RAW RECORDS >>
--- Begin ---

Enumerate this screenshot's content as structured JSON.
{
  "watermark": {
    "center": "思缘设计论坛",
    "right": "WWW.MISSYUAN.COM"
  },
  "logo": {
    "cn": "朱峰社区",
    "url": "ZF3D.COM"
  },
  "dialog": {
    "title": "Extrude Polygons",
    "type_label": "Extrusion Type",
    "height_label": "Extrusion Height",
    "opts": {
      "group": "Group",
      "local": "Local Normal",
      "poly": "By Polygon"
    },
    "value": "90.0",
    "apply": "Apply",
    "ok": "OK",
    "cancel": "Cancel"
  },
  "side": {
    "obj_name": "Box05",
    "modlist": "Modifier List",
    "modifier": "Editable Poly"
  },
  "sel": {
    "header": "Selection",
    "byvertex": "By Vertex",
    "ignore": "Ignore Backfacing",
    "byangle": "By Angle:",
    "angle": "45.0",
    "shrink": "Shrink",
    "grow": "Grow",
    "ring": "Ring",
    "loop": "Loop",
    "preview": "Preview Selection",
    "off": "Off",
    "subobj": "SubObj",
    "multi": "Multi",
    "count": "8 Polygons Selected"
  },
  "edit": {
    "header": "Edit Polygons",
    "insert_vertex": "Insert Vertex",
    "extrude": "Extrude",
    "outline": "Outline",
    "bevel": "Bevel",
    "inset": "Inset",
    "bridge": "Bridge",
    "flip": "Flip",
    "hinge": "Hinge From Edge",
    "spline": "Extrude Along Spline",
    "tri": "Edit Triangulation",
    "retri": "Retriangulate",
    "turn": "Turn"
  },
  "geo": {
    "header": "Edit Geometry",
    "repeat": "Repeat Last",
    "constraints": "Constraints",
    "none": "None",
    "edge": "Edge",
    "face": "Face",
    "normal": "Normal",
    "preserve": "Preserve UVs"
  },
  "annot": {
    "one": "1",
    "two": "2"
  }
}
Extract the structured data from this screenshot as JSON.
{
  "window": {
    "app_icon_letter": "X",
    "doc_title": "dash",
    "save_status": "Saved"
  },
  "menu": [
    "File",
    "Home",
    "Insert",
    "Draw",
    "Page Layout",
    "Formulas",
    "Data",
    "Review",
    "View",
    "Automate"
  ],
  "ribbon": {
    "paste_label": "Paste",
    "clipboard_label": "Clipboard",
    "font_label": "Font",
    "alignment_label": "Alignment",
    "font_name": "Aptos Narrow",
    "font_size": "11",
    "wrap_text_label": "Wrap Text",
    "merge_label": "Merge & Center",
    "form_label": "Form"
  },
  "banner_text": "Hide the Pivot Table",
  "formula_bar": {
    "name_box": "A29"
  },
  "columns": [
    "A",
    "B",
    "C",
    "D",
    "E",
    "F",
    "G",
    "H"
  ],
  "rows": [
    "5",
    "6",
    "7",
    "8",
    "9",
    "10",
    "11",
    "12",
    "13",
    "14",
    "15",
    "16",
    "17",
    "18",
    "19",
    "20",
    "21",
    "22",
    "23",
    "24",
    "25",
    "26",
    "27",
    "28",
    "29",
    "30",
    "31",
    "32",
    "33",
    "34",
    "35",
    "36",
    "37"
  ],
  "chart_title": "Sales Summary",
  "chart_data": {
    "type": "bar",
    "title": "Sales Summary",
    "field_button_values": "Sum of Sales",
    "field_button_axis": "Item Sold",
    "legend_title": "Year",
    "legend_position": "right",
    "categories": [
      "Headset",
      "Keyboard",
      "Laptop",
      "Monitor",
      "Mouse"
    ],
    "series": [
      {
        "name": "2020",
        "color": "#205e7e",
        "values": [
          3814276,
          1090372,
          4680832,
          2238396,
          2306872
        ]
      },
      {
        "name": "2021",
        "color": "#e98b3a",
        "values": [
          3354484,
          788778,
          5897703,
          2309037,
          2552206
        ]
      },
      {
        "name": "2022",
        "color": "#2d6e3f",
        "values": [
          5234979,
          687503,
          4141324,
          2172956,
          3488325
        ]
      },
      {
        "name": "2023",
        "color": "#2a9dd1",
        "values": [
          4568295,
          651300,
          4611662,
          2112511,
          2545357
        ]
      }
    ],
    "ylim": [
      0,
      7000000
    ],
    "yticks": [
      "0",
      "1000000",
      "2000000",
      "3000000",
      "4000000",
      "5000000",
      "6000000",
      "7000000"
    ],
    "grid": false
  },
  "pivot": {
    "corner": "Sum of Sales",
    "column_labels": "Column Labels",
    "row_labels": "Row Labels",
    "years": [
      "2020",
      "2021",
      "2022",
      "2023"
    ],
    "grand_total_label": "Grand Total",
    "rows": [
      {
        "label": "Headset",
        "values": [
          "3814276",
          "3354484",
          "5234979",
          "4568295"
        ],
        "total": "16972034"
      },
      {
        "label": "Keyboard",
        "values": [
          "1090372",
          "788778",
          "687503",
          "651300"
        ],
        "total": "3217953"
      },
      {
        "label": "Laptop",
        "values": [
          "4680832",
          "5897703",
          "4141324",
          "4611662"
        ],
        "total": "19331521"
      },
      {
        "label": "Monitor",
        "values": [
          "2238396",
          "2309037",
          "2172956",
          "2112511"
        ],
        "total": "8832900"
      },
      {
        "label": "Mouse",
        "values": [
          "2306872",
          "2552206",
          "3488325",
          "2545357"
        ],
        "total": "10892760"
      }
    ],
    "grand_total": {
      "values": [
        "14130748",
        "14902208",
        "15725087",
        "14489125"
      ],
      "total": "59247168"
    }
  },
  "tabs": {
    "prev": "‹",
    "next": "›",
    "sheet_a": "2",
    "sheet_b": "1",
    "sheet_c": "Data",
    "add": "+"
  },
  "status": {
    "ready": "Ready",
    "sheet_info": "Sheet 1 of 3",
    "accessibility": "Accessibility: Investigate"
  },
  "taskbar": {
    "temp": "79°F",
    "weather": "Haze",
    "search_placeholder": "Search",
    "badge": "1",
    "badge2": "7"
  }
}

--- End ---

EXERCISE DETAILS >> Find every line above that contains the word "Labels", and return each one.

OUTPUT FOR THIS TASK >>
    "column_labels": "Column Labels",
    "row_labels": "Row Labels",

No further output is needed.